— start of Material for this task —

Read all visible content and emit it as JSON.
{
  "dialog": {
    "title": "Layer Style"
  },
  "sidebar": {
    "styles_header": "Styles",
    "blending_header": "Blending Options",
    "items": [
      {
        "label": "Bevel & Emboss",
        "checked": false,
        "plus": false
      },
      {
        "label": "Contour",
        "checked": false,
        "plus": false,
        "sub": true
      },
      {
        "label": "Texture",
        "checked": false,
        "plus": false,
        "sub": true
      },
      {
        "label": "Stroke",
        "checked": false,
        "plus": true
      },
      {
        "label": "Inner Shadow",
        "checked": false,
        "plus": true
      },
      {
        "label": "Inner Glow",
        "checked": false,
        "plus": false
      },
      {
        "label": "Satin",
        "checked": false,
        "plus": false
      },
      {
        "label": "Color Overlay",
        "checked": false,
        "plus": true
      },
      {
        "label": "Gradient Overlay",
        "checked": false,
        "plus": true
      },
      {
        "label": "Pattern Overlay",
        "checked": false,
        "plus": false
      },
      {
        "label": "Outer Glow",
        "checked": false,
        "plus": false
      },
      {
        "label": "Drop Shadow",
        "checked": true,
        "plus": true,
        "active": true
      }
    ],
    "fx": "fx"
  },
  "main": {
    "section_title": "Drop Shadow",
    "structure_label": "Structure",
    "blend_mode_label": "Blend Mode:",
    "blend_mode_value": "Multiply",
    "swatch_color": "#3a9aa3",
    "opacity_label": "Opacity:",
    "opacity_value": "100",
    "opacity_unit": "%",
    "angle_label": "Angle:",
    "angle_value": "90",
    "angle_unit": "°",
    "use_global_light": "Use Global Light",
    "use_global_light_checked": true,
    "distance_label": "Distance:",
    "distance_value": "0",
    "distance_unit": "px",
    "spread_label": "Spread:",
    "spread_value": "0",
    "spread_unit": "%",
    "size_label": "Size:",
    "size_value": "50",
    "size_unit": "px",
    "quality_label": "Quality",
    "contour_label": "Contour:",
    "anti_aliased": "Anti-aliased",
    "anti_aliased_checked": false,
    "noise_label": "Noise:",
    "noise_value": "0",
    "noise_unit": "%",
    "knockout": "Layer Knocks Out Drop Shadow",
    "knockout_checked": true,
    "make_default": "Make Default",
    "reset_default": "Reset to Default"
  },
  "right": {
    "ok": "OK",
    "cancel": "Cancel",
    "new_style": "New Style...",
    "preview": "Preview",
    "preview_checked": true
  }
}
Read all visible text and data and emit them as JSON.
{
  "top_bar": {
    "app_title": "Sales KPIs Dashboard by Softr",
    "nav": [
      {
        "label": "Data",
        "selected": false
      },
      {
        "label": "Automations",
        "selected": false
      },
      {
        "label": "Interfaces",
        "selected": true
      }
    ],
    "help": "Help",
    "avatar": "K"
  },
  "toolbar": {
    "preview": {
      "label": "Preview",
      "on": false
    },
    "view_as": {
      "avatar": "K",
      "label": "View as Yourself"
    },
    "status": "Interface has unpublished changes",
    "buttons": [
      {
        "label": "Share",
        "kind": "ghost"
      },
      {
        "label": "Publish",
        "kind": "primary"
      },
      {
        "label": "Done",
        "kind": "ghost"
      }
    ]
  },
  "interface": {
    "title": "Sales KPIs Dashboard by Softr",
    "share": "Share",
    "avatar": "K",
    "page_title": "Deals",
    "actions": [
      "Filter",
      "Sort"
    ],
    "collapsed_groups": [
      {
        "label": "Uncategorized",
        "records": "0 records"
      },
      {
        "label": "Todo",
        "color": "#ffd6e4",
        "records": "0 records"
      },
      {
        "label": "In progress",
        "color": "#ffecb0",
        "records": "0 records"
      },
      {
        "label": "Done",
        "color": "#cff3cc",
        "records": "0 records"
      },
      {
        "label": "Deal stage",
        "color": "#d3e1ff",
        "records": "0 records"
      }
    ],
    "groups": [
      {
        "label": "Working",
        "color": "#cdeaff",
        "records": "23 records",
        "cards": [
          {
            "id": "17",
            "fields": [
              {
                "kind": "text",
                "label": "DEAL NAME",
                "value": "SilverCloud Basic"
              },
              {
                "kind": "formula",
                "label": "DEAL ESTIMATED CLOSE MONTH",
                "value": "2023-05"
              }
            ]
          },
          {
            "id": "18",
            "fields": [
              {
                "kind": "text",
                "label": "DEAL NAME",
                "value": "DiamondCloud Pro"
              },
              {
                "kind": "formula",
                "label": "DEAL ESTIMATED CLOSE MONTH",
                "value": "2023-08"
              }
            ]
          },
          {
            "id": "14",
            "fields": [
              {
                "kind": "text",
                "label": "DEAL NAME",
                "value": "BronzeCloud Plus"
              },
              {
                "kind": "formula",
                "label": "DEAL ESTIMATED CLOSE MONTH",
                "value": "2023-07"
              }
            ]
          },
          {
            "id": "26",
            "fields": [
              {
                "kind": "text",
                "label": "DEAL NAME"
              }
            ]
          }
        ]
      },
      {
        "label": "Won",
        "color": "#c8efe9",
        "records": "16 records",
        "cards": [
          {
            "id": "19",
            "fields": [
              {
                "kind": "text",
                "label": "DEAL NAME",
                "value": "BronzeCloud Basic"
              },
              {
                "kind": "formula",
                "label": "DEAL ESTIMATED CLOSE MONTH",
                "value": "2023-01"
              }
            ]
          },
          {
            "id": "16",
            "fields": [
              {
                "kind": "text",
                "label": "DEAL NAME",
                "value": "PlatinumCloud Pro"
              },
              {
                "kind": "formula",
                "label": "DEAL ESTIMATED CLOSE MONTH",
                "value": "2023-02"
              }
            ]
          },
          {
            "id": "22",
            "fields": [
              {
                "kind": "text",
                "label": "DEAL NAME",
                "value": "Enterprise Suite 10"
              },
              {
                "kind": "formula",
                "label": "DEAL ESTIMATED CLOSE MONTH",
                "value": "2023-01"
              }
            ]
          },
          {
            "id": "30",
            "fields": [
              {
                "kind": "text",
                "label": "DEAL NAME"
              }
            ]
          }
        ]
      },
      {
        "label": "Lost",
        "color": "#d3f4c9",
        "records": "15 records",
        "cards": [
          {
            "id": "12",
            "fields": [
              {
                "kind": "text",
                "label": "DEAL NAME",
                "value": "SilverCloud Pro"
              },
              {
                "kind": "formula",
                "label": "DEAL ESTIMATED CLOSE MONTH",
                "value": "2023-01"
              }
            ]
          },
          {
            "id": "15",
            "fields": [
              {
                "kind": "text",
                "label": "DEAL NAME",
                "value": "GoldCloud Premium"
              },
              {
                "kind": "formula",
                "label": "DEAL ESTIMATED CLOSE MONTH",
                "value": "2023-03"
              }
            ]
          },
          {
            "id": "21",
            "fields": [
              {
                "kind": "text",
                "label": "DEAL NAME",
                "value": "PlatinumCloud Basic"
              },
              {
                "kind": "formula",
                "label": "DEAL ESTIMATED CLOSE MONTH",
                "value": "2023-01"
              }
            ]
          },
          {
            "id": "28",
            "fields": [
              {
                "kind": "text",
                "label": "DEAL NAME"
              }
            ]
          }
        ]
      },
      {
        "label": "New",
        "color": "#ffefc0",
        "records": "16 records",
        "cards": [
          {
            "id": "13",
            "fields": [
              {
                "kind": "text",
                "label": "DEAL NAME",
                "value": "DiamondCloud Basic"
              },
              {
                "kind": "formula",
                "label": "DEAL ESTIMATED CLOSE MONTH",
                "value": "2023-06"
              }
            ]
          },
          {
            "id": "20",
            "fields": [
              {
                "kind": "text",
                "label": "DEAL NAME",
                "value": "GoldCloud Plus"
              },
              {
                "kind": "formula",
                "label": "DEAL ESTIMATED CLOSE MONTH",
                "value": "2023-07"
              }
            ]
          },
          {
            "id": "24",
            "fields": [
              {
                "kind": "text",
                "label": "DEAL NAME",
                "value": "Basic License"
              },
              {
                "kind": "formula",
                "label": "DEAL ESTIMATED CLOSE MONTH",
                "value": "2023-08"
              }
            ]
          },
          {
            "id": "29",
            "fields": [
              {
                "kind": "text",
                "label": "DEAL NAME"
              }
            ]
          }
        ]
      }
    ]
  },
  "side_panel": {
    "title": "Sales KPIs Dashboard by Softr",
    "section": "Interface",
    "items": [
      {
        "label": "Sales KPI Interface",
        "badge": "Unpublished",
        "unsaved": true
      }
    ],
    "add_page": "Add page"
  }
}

— end of Material for this task —

**Exercise objective:**
Out of the preceding entries, pull every line containing the string "Drop".

**Response to this exercise:**
        "label": "Drop Shadow",
    "section_title": "Drop Shadow",
    "knockout": "Layer Knocks Out Drop Shadow",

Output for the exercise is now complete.